§ **SHORT TASK**
Check every line of the entries for "error", and copy the lines that hold it.

Items from a figure collection
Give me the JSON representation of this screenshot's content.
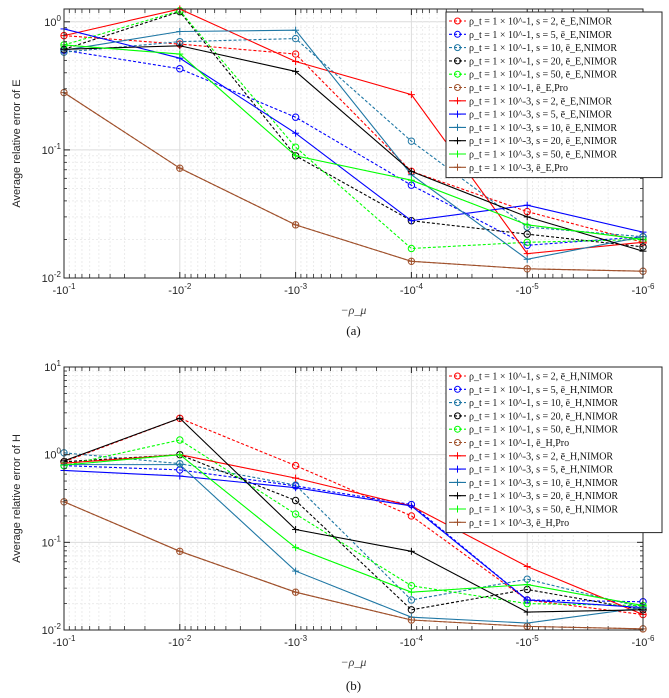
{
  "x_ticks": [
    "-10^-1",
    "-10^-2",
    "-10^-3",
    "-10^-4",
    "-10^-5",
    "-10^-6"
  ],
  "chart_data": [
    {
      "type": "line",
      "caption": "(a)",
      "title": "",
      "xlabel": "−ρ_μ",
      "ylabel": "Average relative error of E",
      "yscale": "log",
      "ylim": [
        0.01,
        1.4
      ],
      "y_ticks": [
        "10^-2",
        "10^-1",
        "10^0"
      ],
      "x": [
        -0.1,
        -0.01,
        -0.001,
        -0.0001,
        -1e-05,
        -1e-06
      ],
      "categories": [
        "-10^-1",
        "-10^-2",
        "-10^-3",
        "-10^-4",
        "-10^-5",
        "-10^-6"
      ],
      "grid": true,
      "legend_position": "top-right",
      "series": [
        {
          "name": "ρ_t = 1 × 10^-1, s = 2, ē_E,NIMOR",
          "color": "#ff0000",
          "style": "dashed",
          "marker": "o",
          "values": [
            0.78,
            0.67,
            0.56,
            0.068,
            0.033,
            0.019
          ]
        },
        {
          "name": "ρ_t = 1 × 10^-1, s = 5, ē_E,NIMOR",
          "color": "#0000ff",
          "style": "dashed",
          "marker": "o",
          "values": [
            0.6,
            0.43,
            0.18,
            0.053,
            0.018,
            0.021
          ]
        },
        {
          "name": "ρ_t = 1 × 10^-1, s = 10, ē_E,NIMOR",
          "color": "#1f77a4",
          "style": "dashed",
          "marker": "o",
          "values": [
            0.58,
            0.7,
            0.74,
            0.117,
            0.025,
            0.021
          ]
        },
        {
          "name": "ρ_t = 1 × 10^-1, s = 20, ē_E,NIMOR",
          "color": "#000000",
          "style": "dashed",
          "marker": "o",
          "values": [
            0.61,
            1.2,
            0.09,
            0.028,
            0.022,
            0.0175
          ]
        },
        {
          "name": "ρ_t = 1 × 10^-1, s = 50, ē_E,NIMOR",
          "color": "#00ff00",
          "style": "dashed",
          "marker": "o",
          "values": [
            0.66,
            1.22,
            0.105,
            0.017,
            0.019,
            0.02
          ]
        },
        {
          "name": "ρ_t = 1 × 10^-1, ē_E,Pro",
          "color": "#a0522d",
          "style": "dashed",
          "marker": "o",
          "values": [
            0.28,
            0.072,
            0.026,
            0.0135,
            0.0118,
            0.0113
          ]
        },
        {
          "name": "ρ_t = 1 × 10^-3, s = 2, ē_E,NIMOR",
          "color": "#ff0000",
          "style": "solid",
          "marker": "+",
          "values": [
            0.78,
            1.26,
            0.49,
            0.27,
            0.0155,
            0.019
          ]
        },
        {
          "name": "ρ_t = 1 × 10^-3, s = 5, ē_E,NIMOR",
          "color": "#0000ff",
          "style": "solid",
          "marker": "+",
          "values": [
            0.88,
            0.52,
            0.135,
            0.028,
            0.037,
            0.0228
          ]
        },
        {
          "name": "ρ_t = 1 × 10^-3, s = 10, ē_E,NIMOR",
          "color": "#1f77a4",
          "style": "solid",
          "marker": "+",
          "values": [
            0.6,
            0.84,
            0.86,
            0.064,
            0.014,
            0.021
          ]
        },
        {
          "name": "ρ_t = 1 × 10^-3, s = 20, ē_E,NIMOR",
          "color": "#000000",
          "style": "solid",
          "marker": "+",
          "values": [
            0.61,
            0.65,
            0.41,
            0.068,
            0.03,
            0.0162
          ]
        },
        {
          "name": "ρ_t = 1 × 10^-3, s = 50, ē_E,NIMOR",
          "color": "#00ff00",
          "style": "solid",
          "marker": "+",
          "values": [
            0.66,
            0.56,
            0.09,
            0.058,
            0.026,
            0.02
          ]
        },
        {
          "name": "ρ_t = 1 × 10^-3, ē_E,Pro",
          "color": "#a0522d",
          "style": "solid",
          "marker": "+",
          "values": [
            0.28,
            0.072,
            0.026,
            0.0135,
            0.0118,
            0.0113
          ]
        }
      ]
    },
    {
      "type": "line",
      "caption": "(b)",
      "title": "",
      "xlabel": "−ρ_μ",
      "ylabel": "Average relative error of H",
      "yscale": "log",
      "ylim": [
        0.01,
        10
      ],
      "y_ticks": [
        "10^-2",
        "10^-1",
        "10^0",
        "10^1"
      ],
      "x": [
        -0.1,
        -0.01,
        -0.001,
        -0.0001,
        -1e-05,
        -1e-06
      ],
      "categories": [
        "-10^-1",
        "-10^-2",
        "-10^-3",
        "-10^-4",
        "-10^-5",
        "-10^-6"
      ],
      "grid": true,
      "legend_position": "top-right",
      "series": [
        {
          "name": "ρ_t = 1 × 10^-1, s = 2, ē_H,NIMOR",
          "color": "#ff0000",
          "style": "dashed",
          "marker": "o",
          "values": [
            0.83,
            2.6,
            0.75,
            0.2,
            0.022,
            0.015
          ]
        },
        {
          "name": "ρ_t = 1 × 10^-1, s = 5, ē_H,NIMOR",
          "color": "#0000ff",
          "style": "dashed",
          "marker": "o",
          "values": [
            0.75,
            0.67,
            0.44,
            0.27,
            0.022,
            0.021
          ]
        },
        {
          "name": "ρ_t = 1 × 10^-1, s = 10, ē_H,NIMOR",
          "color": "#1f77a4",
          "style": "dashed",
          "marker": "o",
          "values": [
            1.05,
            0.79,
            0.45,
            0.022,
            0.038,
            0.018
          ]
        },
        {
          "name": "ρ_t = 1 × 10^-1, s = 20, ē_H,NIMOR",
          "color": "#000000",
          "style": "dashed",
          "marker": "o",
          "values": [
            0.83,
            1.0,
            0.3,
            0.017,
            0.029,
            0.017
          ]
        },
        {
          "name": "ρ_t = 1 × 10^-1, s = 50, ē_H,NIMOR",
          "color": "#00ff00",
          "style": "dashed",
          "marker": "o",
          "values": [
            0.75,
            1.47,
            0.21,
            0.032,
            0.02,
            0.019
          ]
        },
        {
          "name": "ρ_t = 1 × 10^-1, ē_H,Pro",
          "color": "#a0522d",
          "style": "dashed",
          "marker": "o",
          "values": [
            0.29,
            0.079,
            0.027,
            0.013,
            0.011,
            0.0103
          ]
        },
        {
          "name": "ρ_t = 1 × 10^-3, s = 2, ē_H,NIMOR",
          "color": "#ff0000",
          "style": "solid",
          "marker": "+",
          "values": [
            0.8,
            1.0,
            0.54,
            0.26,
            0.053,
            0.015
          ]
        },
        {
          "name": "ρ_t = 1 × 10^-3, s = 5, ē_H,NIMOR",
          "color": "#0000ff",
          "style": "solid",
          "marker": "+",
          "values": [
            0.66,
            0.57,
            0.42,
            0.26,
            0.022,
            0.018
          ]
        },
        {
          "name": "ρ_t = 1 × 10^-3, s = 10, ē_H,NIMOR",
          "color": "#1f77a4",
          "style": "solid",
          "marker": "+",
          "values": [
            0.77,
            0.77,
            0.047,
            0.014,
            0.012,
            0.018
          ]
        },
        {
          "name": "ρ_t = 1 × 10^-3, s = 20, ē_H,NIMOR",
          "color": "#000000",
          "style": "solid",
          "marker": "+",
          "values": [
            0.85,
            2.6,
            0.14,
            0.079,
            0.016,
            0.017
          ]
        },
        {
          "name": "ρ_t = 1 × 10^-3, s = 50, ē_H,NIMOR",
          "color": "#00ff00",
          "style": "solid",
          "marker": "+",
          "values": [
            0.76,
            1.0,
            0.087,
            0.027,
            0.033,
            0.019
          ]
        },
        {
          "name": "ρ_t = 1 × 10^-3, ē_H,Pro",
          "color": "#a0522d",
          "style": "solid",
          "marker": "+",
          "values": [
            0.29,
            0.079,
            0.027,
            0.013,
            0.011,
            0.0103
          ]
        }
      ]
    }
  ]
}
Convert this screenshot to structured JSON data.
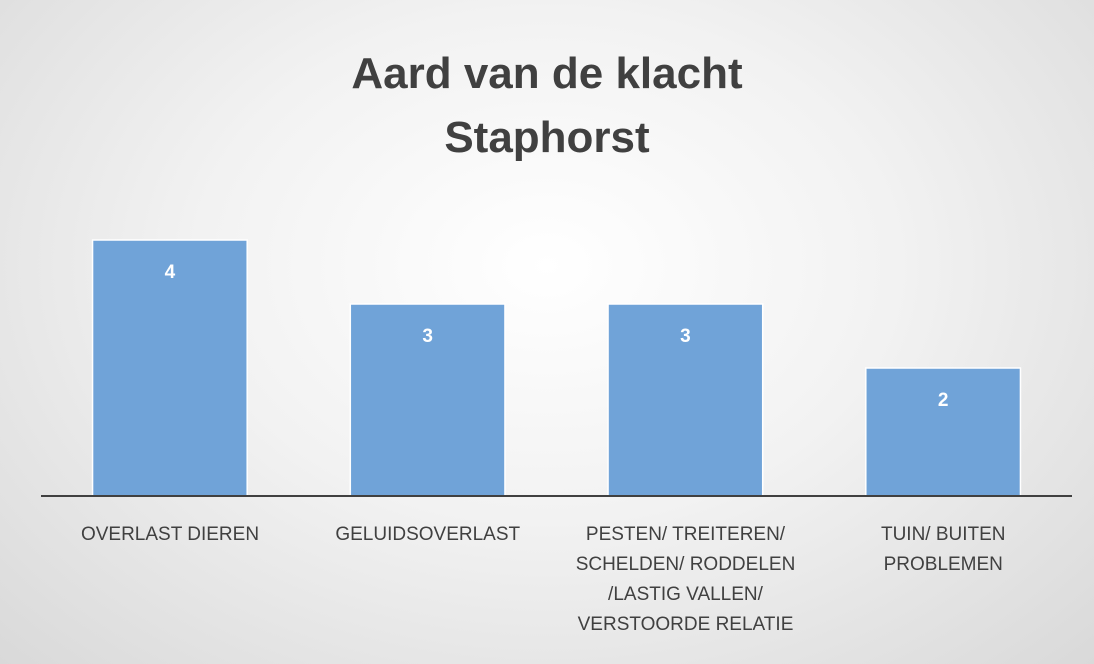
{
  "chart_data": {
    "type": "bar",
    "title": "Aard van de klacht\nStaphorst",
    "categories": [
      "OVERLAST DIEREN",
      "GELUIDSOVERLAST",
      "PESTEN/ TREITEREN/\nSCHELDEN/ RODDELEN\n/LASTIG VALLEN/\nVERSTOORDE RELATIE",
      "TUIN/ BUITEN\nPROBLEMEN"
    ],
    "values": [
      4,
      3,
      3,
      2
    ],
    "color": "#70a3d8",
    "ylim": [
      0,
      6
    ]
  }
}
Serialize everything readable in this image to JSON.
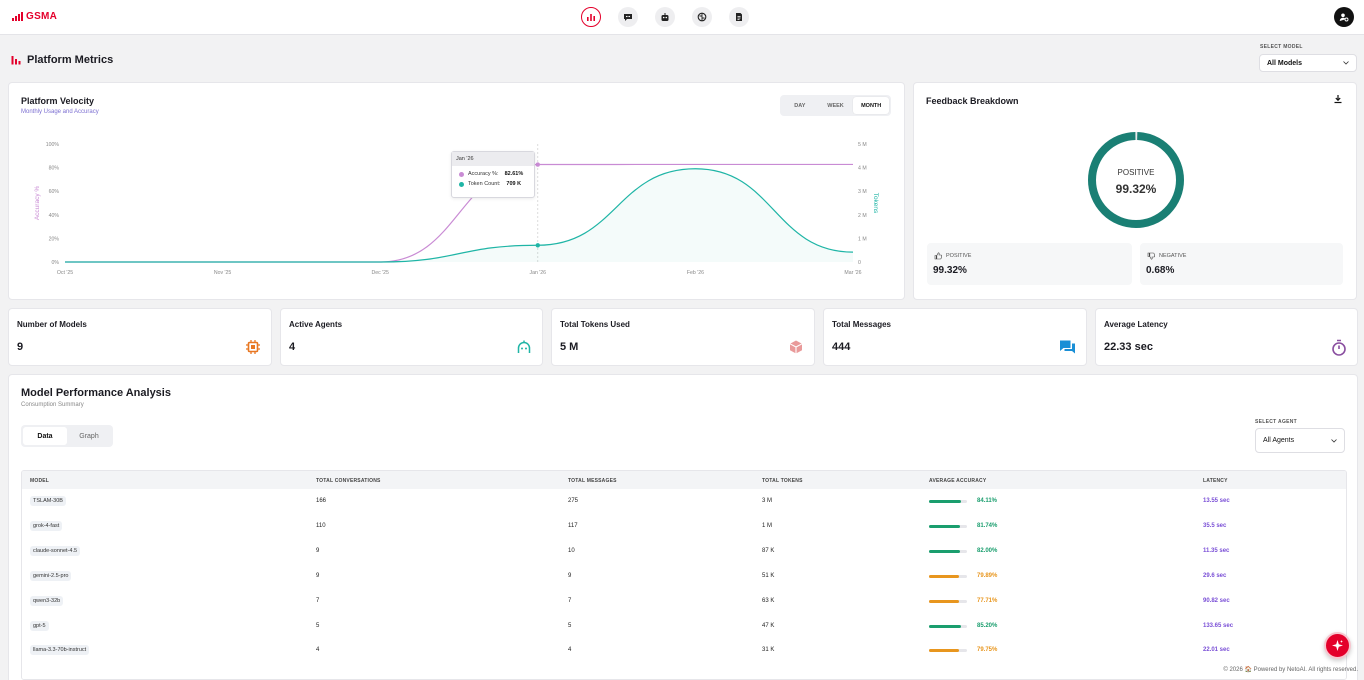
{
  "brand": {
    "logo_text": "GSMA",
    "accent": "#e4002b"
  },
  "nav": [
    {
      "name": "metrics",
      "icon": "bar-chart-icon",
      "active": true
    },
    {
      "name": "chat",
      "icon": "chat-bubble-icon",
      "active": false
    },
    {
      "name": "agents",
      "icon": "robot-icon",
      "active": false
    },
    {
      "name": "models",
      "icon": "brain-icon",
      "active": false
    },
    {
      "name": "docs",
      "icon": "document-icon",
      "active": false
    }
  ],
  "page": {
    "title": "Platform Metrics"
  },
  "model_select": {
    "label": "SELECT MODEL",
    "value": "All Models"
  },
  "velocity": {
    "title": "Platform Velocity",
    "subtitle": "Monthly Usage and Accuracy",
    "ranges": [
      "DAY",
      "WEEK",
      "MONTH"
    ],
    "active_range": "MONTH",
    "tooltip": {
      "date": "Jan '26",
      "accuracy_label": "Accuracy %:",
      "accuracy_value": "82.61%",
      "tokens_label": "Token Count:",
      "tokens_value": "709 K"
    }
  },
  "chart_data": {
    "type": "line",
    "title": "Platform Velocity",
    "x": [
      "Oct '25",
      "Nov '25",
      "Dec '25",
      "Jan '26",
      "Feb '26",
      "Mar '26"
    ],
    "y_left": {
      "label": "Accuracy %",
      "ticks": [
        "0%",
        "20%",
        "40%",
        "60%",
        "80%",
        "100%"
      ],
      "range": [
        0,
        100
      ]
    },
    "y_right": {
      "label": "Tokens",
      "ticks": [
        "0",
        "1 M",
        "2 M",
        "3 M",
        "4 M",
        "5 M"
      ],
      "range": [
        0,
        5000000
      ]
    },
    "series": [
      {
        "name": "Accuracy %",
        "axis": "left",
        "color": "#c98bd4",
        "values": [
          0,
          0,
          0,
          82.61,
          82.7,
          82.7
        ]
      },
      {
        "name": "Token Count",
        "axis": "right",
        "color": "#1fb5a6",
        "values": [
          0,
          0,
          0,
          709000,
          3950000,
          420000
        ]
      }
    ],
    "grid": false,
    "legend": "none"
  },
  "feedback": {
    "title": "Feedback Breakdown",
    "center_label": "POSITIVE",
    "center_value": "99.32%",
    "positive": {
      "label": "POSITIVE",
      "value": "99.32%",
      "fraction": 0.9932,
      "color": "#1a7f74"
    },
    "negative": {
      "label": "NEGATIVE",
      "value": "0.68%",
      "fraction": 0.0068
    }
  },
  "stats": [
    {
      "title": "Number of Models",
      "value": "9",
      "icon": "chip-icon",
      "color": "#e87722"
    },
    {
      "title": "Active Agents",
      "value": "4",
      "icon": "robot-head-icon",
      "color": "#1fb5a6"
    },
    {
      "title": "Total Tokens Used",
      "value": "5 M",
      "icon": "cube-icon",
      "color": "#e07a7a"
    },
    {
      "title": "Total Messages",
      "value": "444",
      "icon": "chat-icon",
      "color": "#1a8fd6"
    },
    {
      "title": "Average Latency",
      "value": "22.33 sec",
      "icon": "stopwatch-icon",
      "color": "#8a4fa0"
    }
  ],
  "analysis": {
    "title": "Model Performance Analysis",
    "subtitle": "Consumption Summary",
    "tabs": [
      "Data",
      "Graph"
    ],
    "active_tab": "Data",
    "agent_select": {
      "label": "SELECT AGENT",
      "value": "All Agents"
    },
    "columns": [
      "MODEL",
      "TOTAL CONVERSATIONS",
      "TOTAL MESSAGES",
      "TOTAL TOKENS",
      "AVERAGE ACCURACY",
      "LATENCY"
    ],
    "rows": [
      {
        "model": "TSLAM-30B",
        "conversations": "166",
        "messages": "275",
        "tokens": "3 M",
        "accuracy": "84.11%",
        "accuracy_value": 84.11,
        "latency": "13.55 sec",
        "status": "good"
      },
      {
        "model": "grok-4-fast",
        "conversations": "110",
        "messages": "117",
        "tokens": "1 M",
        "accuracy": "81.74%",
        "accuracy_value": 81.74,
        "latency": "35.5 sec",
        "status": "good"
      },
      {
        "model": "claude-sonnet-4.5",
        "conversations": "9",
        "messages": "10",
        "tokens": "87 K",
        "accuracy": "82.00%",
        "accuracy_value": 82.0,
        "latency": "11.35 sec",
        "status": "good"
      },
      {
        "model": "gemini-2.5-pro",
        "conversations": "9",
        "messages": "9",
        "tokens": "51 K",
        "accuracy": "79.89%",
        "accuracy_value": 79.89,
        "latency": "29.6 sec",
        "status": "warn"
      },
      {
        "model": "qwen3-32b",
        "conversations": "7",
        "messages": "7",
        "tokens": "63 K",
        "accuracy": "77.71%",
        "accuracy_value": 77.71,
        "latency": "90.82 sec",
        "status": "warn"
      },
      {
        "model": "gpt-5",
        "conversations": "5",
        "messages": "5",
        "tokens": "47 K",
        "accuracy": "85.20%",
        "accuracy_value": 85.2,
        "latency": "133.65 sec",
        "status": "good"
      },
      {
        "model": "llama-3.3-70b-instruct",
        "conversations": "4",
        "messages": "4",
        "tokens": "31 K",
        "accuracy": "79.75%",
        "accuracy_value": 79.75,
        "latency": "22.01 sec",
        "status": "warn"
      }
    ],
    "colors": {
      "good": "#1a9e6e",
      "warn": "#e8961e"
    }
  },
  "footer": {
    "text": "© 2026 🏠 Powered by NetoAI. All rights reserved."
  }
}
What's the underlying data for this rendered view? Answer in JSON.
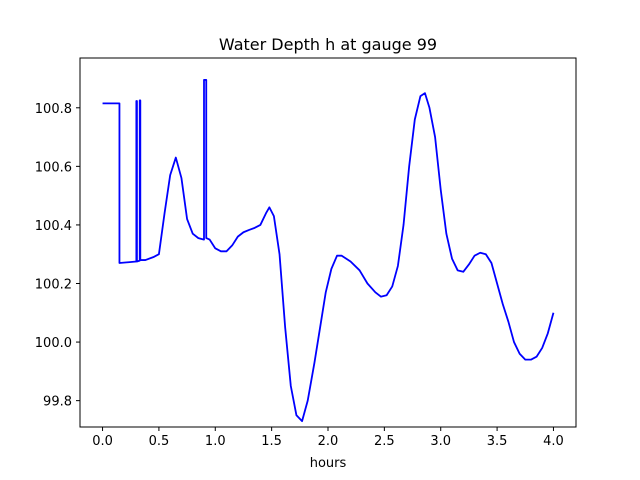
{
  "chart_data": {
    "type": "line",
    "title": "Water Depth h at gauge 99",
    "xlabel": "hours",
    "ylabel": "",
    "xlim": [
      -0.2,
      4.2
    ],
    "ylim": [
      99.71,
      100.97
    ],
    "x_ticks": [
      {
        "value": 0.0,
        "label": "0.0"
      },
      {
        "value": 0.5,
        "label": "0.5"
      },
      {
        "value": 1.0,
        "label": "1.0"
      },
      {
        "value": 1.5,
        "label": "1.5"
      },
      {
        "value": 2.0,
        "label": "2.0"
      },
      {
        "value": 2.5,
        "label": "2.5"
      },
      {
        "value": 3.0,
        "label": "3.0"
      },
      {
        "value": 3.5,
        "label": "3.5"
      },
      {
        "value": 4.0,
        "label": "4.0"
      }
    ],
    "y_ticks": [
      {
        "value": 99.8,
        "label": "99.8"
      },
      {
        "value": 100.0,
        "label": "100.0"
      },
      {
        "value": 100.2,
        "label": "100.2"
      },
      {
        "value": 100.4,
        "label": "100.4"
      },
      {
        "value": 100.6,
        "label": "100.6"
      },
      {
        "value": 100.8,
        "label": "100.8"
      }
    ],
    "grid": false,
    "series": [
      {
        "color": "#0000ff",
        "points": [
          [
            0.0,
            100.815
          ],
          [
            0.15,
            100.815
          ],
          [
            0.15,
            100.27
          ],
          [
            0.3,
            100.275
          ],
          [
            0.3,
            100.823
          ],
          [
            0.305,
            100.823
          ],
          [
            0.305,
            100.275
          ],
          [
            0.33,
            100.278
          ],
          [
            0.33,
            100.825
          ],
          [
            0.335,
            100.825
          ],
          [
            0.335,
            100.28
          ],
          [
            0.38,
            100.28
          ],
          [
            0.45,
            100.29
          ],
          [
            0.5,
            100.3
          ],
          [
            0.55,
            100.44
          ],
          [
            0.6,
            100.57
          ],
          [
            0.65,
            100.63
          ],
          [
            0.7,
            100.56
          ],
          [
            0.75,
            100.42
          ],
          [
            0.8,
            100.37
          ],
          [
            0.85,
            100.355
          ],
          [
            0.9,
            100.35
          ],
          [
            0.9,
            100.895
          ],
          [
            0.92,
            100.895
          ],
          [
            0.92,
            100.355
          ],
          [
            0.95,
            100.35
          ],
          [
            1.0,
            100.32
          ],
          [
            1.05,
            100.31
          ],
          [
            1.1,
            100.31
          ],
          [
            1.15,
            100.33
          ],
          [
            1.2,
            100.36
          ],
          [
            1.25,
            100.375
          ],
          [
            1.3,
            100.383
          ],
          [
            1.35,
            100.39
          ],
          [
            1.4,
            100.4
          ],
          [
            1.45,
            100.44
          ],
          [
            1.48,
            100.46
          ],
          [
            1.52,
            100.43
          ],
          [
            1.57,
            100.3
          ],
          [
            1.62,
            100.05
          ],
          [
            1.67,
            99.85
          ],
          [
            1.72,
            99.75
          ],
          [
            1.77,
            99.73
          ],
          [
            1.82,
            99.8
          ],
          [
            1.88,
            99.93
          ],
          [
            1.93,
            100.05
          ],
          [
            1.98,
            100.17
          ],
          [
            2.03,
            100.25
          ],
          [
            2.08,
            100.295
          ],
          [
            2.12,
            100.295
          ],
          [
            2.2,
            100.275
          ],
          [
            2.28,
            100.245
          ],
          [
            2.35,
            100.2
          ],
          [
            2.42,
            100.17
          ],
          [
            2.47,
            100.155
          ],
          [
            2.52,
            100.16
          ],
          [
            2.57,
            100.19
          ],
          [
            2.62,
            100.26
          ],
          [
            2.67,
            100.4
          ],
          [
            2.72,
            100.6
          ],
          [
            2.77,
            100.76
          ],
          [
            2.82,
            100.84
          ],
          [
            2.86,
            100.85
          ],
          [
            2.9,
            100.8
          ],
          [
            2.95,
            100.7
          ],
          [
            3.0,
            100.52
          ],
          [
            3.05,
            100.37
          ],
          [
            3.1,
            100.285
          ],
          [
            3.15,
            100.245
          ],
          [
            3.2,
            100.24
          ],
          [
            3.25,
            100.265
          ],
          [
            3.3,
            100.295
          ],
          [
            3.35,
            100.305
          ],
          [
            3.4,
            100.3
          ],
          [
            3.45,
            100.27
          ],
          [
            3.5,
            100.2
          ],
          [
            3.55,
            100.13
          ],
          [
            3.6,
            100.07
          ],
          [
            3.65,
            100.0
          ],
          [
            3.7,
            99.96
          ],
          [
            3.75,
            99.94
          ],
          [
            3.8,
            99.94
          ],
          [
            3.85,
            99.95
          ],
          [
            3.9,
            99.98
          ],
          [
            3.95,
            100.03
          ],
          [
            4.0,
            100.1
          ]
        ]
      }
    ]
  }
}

§ **RESPONSE TO THE EXERCISE**
      "ylabel": "Average relative error of E",
      "ylabel": "Average relative error of H",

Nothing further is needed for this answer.